* THE TASK *
Write out the whole listing exactly as it stands.

* EXTRACTED ENTRIES *
■ ■ ■ ■ ■ ■ ■

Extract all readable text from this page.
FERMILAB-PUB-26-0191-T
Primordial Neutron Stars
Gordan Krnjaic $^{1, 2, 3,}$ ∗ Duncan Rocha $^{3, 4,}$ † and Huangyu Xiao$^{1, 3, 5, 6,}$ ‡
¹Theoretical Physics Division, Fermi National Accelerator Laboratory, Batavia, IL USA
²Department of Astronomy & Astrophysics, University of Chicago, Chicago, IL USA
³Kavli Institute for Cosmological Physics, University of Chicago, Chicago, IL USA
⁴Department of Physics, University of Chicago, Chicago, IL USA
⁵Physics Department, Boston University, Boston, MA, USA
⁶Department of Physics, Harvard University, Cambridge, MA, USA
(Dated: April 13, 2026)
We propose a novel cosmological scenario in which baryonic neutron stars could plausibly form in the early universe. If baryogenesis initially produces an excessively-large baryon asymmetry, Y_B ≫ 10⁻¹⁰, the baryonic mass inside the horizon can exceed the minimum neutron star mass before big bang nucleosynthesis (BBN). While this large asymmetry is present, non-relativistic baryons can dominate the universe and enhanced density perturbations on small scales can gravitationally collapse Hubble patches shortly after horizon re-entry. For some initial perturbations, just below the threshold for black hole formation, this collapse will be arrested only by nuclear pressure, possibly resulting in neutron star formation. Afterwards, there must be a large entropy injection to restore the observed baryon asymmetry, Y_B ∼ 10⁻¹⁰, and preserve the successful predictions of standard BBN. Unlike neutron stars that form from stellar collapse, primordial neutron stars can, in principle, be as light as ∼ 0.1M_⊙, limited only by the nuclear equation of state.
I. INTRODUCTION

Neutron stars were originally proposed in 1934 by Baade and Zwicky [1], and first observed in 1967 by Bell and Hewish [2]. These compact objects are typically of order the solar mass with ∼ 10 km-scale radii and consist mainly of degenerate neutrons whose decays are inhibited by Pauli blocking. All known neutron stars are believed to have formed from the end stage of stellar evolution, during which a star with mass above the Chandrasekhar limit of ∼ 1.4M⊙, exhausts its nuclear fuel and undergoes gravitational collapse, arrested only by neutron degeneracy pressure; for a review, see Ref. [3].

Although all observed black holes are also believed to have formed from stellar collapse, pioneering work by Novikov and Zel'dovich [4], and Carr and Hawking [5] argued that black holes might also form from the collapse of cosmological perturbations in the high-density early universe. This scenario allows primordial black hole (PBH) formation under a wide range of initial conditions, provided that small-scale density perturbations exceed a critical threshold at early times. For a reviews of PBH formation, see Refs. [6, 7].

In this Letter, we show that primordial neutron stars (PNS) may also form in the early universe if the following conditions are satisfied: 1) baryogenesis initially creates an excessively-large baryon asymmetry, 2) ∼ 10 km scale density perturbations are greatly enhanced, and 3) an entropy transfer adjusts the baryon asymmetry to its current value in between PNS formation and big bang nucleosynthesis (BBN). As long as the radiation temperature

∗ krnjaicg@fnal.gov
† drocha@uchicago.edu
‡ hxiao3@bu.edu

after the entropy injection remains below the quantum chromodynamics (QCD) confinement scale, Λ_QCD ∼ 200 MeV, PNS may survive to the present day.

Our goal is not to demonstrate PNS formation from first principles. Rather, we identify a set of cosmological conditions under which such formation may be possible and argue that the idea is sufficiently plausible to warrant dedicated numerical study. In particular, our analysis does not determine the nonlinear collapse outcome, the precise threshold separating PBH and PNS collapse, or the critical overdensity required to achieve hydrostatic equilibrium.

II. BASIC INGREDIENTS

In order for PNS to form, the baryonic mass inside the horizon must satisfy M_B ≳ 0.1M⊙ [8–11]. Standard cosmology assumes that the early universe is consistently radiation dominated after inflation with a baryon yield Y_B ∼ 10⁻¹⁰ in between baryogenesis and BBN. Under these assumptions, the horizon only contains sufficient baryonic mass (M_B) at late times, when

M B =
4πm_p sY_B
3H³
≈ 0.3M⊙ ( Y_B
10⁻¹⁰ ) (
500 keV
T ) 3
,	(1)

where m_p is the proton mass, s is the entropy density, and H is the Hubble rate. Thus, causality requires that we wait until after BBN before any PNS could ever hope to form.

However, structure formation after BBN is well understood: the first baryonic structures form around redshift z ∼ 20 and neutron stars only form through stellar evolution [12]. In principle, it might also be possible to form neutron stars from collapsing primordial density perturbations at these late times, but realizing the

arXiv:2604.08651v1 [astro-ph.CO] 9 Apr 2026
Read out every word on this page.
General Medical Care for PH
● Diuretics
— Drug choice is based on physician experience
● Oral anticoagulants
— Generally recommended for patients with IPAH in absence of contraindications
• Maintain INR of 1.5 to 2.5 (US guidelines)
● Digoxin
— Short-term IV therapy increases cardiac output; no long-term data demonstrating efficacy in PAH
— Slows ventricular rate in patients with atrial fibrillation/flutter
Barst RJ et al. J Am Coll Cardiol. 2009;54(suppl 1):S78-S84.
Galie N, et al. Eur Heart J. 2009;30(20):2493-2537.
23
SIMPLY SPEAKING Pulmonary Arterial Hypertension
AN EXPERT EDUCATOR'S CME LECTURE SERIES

■ ■ ■ ■ ■ ■ ■

* SOLUTION TO THIS TASK *
Extract all readable text from this page.
FERMILAB-PUB-26-0191-T
Primordial Neutron Stars
Gordan Krnjaic $^{1, 2, 3,}$ ∗ Duncan Rocha $^{3, 4,}$ † and Huangyu Xiao$^{1, 3, 5, 6,}$ ‡
¹Theoretical Physics Division, Fermi National Accelerator Laboratory, Batavia, IL USA
²Department of Astronomy & Astrophysics, University of Chicago, Chicago, IL USA
³Kavli Institute for Cosmological Physics, University of Chicago, Chicago, IL USA
⁴Department of Physics, University of Chicago, Chicago, IL USA
⁵Physics Department, Boston University, Boston, MA, USA
⁶Department of Physics, Harvard University, Cambridge, MA, USA
(Dated: April 13, 2026)
We propose a novel cosmological scenario in which baryonic neutron stars could plausibly form in the early universe. If baryogenesis initially produces an excessively-large baryon asymmetry, Y_B ≫ 10⁻¹⁰, the baryonic mass inside the horizon can exceed the minimum neutron star mass before big bang nucleosynthesis (BBN). While this large asymmetry is present, non-relativistic baryons can dominate the universe and enhanced density perturbations on small scales can gravitationally collapse Hubble patches shortly after horizon re-entry. For some initial perturbations, just below the threshold for black hole formation, this collapse will be arrested only by nuclear pressure, possibly resulting in neutron star formation. Afterwards, there must be a large entropy injection to restore the observed baryon asymmetry, Y_B ∼ 10⁻¹⁰, and preserve the successful predictions of standard BBN. Unlike neutron stars that form from stellar collapse, primordial neutron stars can, in principle, be as light as ∼ 0.1M_⊙, limited only by the nuclear equation of state.
I. INTRODUCTION

Neutron stars were originally proposed in 1934 by Baade and Zwicky [1], and first observed in 1967 by Bell and Hewish [2]. These compact objects are typically of order the solar mass with ∼ 10 km-scale radii and consist mainly of degenerate neutrons whose decays are inhibited by Pauli blocking. All known neutron stars are believed to have formed from the end stage of stellar evolution, during which a star with mass above the Chandrasekhar limit of ∼ 1.4M⊙, exhausts its nuclear fuel and undergoes gravitational collapse, arrested only by neutron degeneracy pressure; for a review, see Ref. [3].

Although all observed black holes are also believed to have formed from stellar collapse, pioneering work by Novikov and Zel'dovich [4], and Carr and Hawking [5] argued that black holes might also form from the collapse of cosmological perturbations in the high-density early universe. This scenario allows primordial black hole (PBH) formation under a wide range of initial conditions, provided that small-scale density perturbations exceed a critical threshold at early times. For a reviews of PBH formation, see Refs. [6, 7].

In this Letter, we show that primordial neutron stars (PNS) may also form in the early universe if the following conditions are satisfied: 1) baryogenesis initially creates an excessively-large baryon asymmetry, 2) ∼ 10 km scale density perturbations are greatly enhanced, and 3) an entropy transfer adjusts the baryon asymmetry to its current value in between PNS formation and big bang nucleosynthesis (BBN). As long as the radiation temperature

∗ krnjaicg@fnal.gov
† drocha@uchicago.edu
‡ hxiao3@bu.edu

after the entropy injection remains below the quantum chromodynamics (QCD) confinement scale, Λ_QCD ∼ 200 MeV, PNS may survive to the present day.

Our goal is not to demonstrate PNS formation from first principles. Rather, we identify a set of cosmological conditions under which such formation may be possible and argue that the idea is sufficiently plausible to warrant dedicated numerical study. In particular, our analysis does not determine the nonlinear collapse outcome, the precise threshold separating PBH and PNS collapse, or the critical overdensity required to achieve hydrostatic equilibrium.

II. BASIC INGREDIENTS

In order for PNS to form, the baryonic mass inside the horizon must satisfy M_B ≳ 0.1M⊙ [8–11]. Standard cosmology assumes that the early universe is consistently radiation dominated after inflation with a baryon yield Y_B ∼ 10⁻¹⁰ in between baryogenesis and BBN. Under these assumptions, the horizon only contains sufficient baryonic mass (M_B) at late times, when

M B =
4πm_p sY_B
3H³
≈ 0.3M⊙ ( Y_B
10⁻¹⁰ ) (
500 keV
T ) 3
,	(1)

where m_p is the proton mass, s is the entropy density, and H is the Hubble rate. Thus, causality requires that we wait until after BBN before any PNS could ever hope to form.

However, structure formation after BBN is well understood: the first baryonic structures form around redshift z ∼ 20 and neutron stars only form through stellar evolution [12]. In principle, it might also be possible to form neutron stars from collapsing primordial density perturbations at these late times, but realizing the

arXiv:2604.08651v1 [astro-ph.CO] 9 Apr 2026
Read out every word on this page.
General Medical Care for PH
● Diuretics
— Drug choice is based on physician experience
● Oral anticoagulants
— Generally recommended for patients with IPAH in absence of contraindications
• Maintain INR of 1.5 to 2.5 (US guidelines)
● Digoxin
— Short-term IV therapy increases cardiac output; no long-term data demonstrating efficacy in PAH
— Slows ventricular rate in patients with atrial fibrillation/flutter
Barst RJ et al. J Am Coll Cardiol. 2009;54(suppl 1):S78-S84.
Galie N, et al. Eur Heart J. 2009;30(20):2493-2537.
23
SIMPLY SPEAKING Pulmonary Arterial Hypertension
AN EXPERT EDUCATOR'S CME LECTURE SERIES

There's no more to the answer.